─── Given records ───

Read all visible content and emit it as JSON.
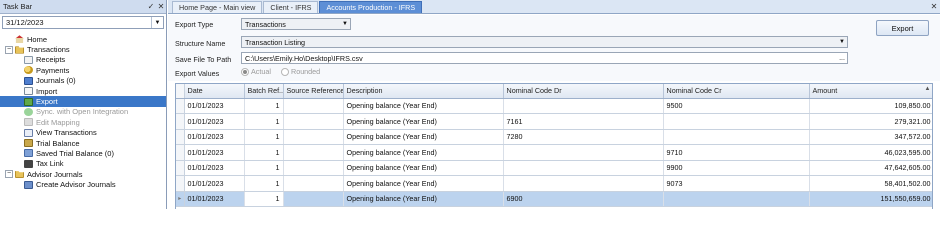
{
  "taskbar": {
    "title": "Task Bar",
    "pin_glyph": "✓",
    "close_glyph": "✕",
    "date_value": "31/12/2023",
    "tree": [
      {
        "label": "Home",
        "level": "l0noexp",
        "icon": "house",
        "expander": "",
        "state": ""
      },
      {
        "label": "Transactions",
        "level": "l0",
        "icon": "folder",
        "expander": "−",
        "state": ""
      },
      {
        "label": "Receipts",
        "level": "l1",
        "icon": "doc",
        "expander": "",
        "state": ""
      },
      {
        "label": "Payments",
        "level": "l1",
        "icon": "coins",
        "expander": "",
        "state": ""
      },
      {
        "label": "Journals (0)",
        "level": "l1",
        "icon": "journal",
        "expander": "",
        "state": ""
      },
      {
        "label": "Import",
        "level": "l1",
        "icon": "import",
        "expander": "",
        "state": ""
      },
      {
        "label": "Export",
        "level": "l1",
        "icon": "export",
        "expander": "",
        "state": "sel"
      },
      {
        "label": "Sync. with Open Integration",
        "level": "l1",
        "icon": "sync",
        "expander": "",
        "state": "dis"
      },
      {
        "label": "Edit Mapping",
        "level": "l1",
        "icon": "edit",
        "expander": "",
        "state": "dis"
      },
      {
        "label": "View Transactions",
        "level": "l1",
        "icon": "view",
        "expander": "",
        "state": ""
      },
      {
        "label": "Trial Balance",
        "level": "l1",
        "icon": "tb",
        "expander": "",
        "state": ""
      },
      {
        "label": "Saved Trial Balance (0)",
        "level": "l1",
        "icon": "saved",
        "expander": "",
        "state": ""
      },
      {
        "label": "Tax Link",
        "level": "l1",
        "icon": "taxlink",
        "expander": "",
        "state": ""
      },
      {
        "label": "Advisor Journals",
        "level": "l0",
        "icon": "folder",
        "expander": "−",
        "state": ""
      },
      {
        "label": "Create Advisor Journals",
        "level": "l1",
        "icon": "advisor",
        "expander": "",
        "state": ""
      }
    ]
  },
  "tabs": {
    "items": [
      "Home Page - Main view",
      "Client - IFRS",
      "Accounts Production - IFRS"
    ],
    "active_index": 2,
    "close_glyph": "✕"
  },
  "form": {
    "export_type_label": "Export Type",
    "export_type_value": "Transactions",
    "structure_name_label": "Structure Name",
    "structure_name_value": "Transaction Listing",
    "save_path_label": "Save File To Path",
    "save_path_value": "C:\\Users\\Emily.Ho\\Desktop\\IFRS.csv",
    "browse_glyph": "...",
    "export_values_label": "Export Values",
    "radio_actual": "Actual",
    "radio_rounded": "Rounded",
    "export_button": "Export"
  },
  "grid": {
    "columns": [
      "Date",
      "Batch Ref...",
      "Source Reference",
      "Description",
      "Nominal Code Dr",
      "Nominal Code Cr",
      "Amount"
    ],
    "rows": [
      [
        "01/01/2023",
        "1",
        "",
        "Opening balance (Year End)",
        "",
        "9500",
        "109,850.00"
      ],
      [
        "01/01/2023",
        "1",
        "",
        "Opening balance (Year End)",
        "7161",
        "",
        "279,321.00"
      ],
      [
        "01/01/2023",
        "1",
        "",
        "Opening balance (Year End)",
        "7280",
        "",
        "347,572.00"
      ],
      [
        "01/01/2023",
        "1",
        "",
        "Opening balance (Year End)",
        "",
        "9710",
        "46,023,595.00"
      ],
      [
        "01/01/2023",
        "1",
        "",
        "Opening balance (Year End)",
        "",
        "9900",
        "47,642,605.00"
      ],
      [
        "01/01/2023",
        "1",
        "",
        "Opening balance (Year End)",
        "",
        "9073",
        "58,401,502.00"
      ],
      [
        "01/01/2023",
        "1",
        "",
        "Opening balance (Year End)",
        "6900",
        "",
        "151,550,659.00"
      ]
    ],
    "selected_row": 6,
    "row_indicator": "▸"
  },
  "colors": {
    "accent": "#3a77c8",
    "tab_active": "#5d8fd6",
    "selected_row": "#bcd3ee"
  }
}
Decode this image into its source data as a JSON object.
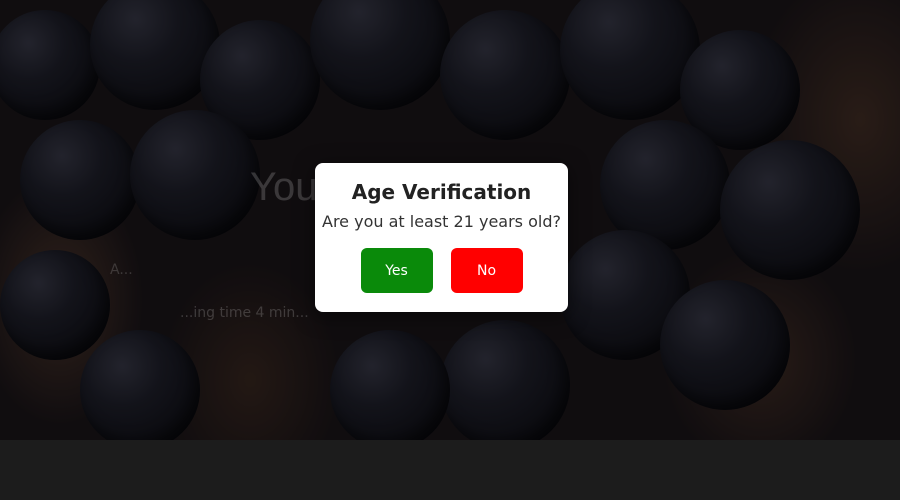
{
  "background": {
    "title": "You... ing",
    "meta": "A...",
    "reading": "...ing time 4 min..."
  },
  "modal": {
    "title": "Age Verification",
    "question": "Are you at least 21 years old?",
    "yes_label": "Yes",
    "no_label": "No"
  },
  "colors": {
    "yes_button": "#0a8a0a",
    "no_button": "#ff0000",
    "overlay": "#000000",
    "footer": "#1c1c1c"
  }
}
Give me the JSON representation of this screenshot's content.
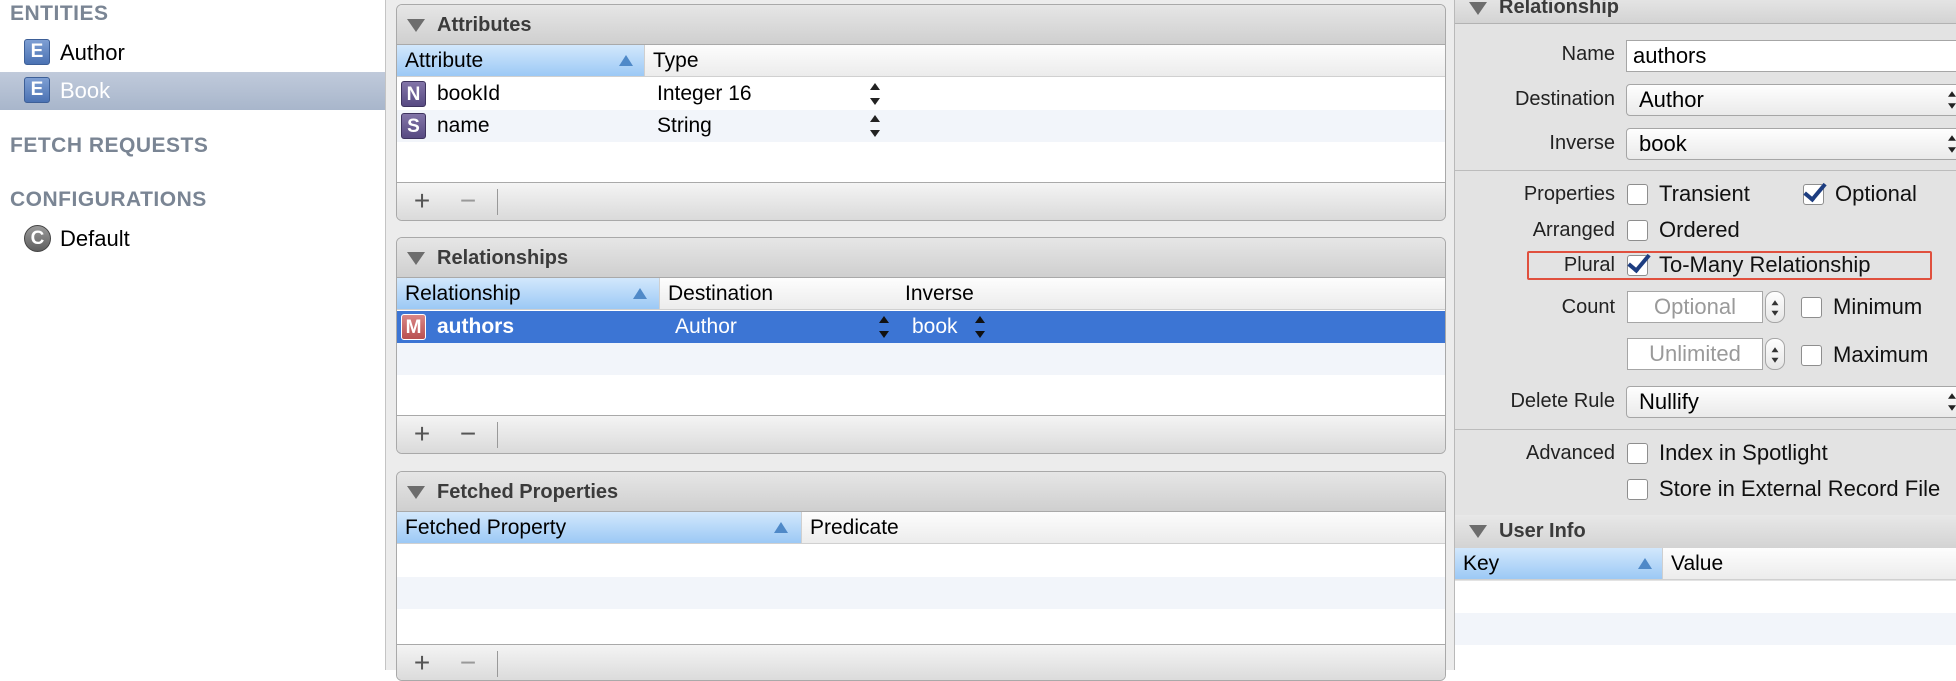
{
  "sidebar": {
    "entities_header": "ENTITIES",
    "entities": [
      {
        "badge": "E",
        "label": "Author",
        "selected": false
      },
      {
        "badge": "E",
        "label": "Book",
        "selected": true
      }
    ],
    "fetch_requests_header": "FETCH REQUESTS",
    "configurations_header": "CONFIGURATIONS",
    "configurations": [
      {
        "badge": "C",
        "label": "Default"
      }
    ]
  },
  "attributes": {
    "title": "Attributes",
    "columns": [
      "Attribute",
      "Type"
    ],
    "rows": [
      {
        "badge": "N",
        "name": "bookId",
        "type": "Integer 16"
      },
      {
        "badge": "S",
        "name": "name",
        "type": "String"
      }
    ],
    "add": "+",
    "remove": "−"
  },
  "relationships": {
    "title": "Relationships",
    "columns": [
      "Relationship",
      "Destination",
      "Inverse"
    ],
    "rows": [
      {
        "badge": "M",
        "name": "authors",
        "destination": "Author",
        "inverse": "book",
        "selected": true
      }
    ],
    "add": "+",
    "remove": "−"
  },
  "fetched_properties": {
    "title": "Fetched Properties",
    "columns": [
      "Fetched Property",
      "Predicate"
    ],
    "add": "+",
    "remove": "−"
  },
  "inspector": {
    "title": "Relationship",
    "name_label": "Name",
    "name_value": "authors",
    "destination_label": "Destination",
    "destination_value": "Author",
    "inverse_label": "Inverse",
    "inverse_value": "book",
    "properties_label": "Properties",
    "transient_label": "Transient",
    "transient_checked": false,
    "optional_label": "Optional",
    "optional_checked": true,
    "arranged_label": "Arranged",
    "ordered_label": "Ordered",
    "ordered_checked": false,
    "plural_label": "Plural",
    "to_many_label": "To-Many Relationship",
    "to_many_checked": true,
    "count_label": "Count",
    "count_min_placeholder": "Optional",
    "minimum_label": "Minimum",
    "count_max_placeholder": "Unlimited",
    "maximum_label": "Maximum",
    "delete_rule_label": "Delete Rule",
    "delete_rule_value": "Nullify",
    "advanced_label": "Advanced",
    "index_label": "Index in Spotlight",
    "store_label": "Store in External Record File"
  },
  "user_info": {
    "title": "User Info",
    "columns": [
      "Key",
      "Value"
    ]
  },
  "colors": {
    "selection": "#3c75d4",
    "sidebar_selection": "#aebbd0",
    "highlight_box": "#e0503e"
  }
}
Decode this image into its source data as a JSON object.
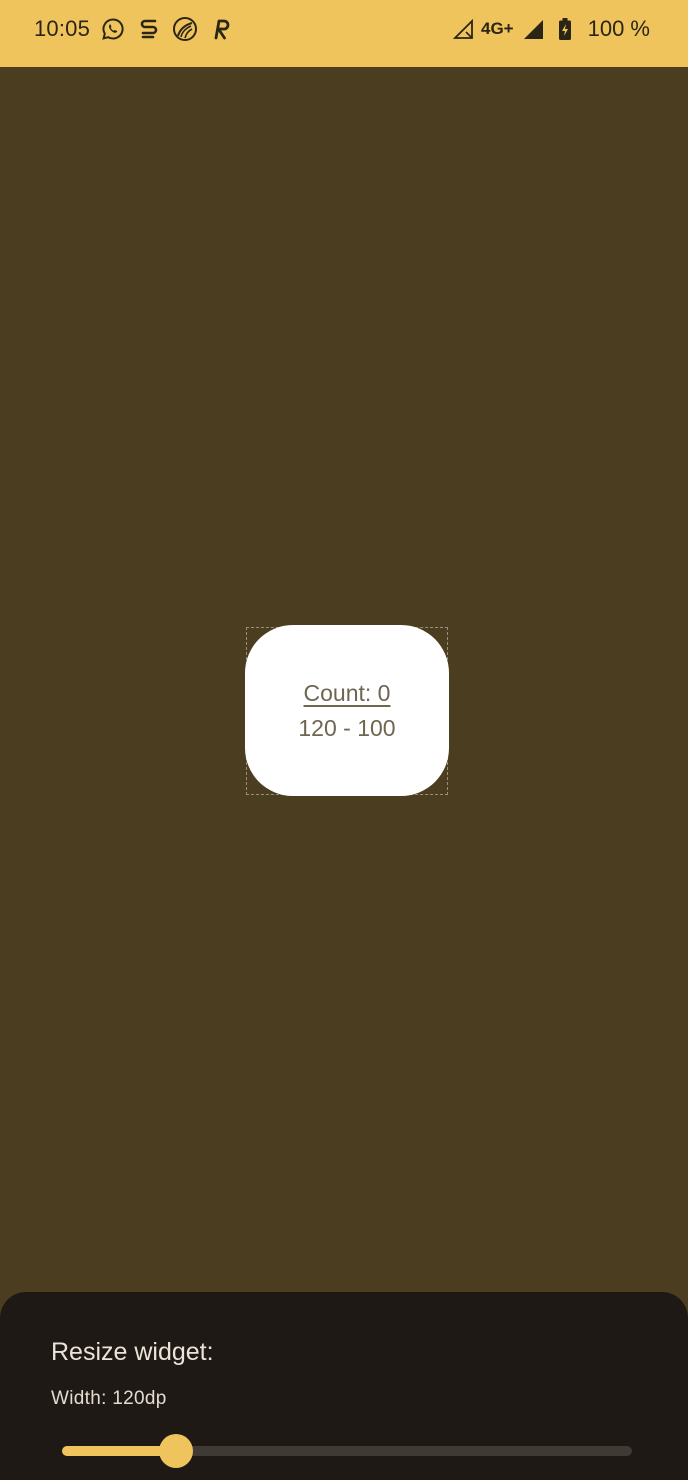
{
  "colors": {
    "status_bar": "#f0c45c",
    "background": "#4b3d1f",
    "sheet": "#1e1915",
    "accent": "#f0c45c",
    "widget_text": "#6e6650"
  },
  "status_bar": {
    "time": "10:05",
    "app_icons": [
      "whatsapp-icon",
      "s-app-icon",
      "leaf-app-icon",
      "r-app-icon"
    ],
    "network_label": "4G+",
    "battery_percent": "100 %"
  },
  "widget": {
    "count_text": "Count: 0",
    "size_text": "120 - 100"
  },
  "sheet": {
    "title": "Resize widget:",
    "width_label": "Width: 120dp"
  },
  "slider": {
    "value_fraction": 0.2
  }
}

───

Make an exact copy of every record, pictures excluded.

Read all visible content and emit it as JSON.
{
  "taskbar": {
    "title": "Task Bar",
    "pin_glyph": "✓",
    "close_glyph": "✕",
    "date_value": "31/12/2023",
    "tree": [
      {
        "label": "Home",
        "level": "l0noexp",
        "icon": "house",
        "expander": "",
        "state": ""
      },
      {
        "label": "Transactions",
        "level": "l0",
        "icon": "folder",
        "expander": "−",
        "state": ""
      },
      {
        "label": "Receipts",
        "level": "l1",
        "icon": "doc",
        "expander": "",
        "state": ""
      },
      {
        "label": "Payments",
        "level": "l1",
        "icon": "coins",
        "expander": "",
        "state": ""
      },
      {
        "label": "Journals (0)",
        "level": "l1",
        "icon": "journal",
        "expander": "",
        "state": ""
      },
      {
        "label": "Import",
        "level": "l1",
        "icon": "import",
        "expander": "",
        "state": ""
      },
      {
        "label": "Export",
        "level": "l1",
        "icon": "export",
        "expander": "",
        "state": "sel"
      },
      {
        "label": "Sync. with Open Integration",
        "level": "l1",
        "icon": "sync",
        "expander": "",
        "state": "dis"
      },
      {
        "label": "Edit Mapping",
        "level": "l1",
        "icon": "edit",
        "expander": "",
        "state": "dis"
      },
      {
        "label": "View Transactions",
        "level": "l1",
        "icon": "view",
        "expander": "",
        "state": ""
      },
      {
        "label": "Trial Balance",
        "level": "l1",
        "icon": "tb",
        "expander": "",
        "state": ""
      },
      {
        "label": "Saved Trial Balance (0)",
        "level": "l1",
        "icon": "saved",
        "expander": "",
        "state": ""
      },
      {
        "label": "Tax Link",
        "level": "l1",
        "icon": "taxlink",
        "expander": "",
        "state": ""
      },
      {
        "label": "Advisor Journals",
        "level": "l0",
        "icon": "folder",
        "expander": "−",
        "state": ""
      },
      {
        "label": "Create Advisor Journals",
        "level": "l1",
        "icon": "advisor",
        "expander": "",
        "state": ""
      }
    ]
  },
  "tabs": {
    "items": [
      "Home Page - Main view",
      "Client - IFRS",
      "Accounts Production - IFRS"
    ],
    "active_index": 2,
    "close_glyph": "✕"
  },
  "form": {
    "export_type_label": "Export Type",
    "export_type_value": "Transactions",
    "structure_name_label": "Structure Name",
    "structure_name_value": "Transaction Listing",
    "save_path_label": "Save File To Path",
    "save_path_value": "C:\\Users\\Emily.Ho\\Desktop\\IFRS.csv",
    "browse_glyph": "...",
    "export_values_label": "Export Values",
    "radio_actual": "Actual",
    "radio_rounded": "Rounded",
    "export_button": "Export"
  },
  "grid": {
    "columns": [
      "Date",
      "Batch Ref...",
      "Source Reference",
      "Description",
      "Nominal Code Dr",
      "Nominal Code Cr",
      "Amount"
    ],
    "rows": [
      [
        "01/01/2023",
        "1",
        "",
        "Opening balance (Year End)",
        "",
        "9500",
        "109,850.00"
      ],
      [
        "01/01/2023",
        "1",
        "",
        "Opening balance (Year End)",
        "7161",
        "",
        "279,321.00"
      ],
      [
        "01/01/2023",
        "1",
        "",
        "Opening balance (Year End)",
        "7280",
        "",
        "347,572.00"
      ],
      [
        "01/01/2023",
        "1",
        "",
        "Opening balance (Year End)",
        "",
        "9710",
        "46,023,595.00"
      ],
      [
        "01/01/2023",
        "1",
        "",
        "Opening balance (Year End)",
        "",
        "9900",
        "47,642,605.00"
      ],
      [
        "01/01/2023",
        "1",
        "",
        "Opening balance (Year End)",
        "",
        "9073",
        "58,401,502.00"
      ],
      [
        "01/01/2023",
        "1",
        "",
        "Opening balance (Year End)",
        "6900",
        "",
        "151,550,659.00"
      ]
    ],
    "selected_row": 6,
    "row_indicator": "▸"
  },
  "colors": {
    "accent": "#3a77c8",
    "tab_active": "#5d8fd6",
    "selected_row": "#bcd3ee"
  }
}
Decode this image into its source data as a JSON object.
{
  "background": {
    "title": "You... ing",
    "meta": "A...",
    "reading": "...ing time 4 min..."
  },
  "modal": {
    "title": "Age Verification",
    "question": "Are you at least 21 years old?",
    "yes_label": "Yes",
    "no_label": "No"
  },
  "colors": {
    "yes_button": "#0a8a0a",
    "no_button": "#ff0000",
    "overlay": "#000000",
    "footer": "#1c1c1c"
  }
}
Give me the JSON representation of this screenshot's content.
{
  "sidebar": {
    "entities_header": "ENTITIES",
    "entities": [
      {
        "badge": "E",
        "label": "Author",
        "selected": false
      },
      {
        "badge": "E",
        "label": "Book",
        "selected": true
      }
    ],
    "fetch_requests_header": "FETCH REQUESTS",
    "configurations_header": "CONFIGURATIONS",
    "configurations": [
      {
        "badge": "C",
        "label": "Default"
      }
    ]
  },
  "attributes": {
    "title": "Attributes",
    "columns": [
      "Attribute",
      "Type"
    ],
    "rows": [
      {
        "badge": "N",
        "name": "bookId",
        "type": "Integer 16"
      },
      {
        "badge": "S",
        "name": "name",
        "type": "String"
      }
    ],
    "add": "+",
    "remove": "−"
  },
  "relationships": {
    "title": "Relationships",
    "columns": [
      "Relationship",
      "Destination",
      "Inverse"
    ],
    "rows": [
      {
        "badge": "M",
        "name": "authors",
        "destination": "Author",
        "inverse": "book",
        "selected": true
      }
    ],
    "add": "+",
    "remove": "−"
  },
  "fetched_properties": {
    "title": "Fetched Properties",
    "columns": [
      "Fetched Property",
      "Predicate"
    ],
    "add": "+",
    "remove": "−"
  },
  "inspector": {
    "title": "Relationship",
    "name_label": "Name",
    "name_value": "authors",
    "destination_label": "Destination",
    "destination_value": "Author",
    "inverse_label": "Inverse",
    "inverse_value": "book",
    "properties_label": "Properties",
    "transient_label": "Transient",
    "transient_checked": false,
    "optional_label": "Optional",
    "optional_checked": true,
    "arranged_label": "Arranged",
    "ordered_label": "Ordered",
    "ordered_checked": false,
    "plural_label": "Plural",
    "to_many_label": "To-Many Relationship",
    "to_many_checked": true,
    "count_label": "Count",
    "count_min_placeholder": "Optional",
    "minimum_label": "Minimum",
    "count_max_placeholder": "Unlimited",
    "maximum_label": "Maximum",
    "delete_rule_label": "Delete Rule",
    "delete_rule_value": "Nullify",
    "advanced_label": "Advanced",
    "index_label": "Index in Spotlight",
    "store_label": "Store in External Record File"
  },
  "user_info": {
    "title": "User Info",
    "columns": [
      "Key",
      "Value"
    ]
  },
  "colors": {
    "selection": "#3c75d4",
    "sidebar_selection": "#aebbd0",
    "highlight_box": "#e0503e"
  }
}
Decode this image into its source data as a JSON object.
{
  "colors": {
    "status_bar": "#f0c45c",
    "background": "#4b3d1f",
    "sheet": "#1e1915",
    "accent": "#f0c45c",
    "widget_text": "#6e6650"
  },
  "status_bar": {
    "time": "10:05",
    "app_icons": [
      "whatsapp-icon",
      "s-app-icon",
      "leaf-app-icon",
      "r-app-icon"
    ],
    "network_label": "4G+",
    "battery_percent": "100 %"
  },
  "widget": {
    "count_text": "Count: 0",
    "size_text": "120 - 100"
  },
  "sheet": {
    "title": "Resize widget:",
    "width_label": "Width: 120dp"
  },
  "slider": {
    "value_fraction": 0.2
  }
}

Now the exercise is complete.